[start]

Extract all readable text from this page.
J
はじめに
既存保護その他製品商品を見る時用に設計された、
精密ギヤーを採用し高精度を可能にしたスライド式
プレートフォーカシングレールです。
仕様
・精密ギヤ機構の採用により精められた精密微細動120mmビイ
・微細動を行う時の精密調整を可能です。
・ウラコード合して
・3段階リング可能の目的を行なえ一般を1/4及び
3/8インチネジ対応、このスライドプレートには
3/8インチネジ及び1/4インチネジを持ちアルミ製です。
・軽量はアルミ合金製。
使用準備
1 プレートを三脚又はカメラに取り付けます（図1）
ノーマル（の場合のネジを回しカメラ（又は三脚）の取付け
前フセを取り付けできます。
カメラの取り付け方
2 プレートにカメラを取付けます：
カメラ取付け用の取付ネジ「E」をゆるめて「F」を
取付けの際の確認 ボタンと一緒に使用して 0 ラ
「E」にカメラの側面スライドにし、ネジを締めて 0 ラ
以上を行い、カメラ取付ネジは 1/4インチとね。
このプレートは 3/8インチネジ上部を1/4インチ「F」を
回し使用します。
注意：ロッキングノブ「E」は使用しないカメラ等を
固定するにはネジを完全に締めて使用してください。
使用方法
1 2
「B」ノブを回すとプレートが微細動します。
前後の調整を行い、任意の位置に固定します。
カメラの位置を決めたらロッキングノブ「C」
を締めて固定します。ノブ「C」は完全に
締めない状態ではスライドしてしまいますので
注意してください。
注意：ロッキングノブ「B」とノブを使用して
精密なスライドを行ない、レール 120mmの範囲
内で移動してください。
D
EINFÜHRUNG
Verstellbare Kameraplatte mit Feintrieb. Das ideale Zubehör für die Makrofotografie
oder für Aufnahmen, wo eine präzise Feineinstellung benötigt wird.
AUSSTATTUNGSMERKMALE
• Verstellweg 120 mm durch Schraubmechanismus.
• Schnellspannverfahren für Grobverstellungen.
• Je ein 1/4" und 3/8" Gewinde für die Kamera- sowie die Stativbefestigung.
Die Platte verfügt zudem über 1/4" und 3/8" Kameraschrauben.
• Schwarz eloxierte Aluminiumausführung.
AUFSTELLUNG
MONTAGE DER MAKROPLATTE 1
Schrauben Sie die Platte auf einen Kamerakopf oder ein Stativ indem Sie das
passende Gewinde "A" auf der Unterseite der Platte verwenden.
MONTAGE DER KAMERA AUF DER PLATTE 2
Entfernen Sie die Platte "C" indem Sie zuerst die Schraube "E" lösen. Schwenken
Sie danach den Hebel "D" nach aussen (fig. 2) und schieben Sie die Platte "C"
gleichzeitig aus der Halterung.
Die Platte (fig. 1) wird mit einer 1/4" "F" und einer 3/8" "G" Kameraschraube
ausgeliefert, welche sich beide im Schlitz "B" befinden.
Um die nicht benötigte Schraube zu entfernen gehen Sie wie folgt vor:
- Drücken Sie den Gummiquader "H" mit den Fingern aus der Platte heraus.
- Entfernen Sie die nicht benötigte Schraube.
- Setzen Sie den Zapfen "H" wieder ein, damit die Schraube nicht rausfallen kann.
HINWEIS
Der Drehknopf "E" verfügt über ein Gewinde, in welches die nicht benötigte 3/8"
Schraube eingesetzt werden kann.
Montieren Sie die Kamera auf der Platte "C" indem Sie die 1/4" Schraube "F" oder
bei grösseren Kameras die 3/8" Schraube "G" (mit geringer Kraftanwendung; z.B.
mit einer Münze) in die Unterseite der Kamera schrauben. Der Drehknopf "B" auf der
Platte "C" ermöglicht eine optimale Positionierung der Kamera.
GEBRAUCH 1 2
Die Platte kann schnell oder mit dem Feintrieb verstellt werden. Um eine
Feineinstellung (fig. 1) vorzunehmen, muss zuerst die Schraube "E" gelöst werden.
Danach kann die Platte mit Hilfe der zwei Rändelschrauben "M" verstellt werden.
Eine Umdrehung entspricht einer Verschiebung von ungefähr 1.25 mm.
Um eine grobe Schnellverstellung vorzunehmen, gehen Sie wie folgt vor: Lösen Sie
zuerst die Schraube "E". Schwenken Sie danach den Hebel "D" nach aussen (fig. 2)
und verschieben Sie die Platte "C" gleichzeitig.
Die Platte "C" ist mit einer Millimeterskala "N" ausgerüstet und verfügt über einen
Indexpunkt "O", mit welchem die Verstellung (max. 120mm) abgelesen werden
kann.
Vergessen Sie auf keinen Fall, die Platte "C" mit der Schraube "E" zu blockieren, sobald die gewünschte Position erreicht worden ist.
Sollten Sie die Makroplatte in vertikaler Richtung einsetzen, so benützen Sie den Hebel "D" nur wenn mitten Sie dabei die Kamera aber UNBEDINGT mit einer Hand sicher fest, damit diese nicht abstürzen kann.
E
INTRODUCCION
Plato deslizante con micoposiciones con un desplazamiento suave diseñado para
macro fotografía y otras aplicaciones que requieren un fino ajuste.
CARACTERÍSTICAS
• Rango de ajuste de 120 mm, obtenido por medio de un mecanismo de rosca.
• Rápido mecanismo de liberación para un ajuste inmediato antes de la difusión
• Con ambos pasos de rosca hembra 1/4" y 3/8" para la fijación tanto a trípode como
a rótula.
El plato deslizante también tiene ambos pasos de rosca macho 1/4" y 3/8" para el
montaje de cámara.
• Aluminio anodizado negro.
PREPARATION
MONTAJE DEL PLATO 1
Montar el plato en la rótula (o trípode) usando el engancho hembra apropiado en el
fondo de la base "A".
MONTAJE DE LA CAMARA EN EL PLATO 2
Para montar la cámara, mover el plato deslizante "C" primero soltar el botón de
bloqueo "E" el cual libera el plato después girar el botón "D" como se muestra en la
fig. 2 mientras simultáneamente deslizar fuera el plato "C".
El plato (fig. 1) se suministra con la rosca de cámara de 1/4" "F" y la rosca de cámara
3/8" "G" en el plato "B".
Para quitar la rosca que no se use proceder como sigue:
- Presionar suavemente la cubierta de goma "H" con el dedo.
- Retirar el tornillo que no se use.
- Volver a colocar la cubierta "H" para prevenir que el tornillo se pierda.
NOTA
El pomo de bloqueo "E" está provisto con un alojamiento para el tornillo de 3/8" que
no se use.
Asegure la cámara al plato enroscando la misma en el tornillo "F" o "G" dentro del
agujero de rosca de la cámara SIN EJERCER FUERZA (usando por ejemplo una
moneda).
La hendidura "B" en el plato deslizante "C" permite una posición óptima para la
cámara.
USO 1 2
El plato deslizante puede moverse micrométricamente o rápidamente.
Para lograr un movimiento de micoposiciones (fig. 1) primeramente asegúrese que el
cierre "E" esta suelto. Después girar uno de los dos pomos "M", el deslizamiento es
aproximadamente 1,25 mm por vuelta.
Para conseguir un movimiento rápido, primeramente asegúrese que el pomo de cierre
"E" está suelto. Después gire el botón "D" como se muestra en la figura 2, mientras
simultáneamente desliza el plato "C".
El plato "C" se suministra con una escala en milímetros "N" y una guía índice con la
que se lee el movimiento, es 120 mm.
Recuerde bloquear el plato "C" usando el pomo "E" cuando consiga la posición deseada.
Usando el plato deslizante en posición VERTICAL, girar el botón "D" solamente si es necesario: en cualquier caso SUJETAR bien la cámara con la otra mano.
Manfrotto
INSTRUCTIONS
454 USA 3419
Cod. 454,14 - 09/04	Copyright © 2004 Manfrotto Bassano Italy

[end]

- **Goal**
Pick out the lines above containing the word "micoposiciones", then copy them.

- **Task response**
Plato deslizante con micoposiciones con un desplazamiento suave diseñado para
Para lograr un movimiento de micoposiciones (fig. 1) primeramente asegúrese que el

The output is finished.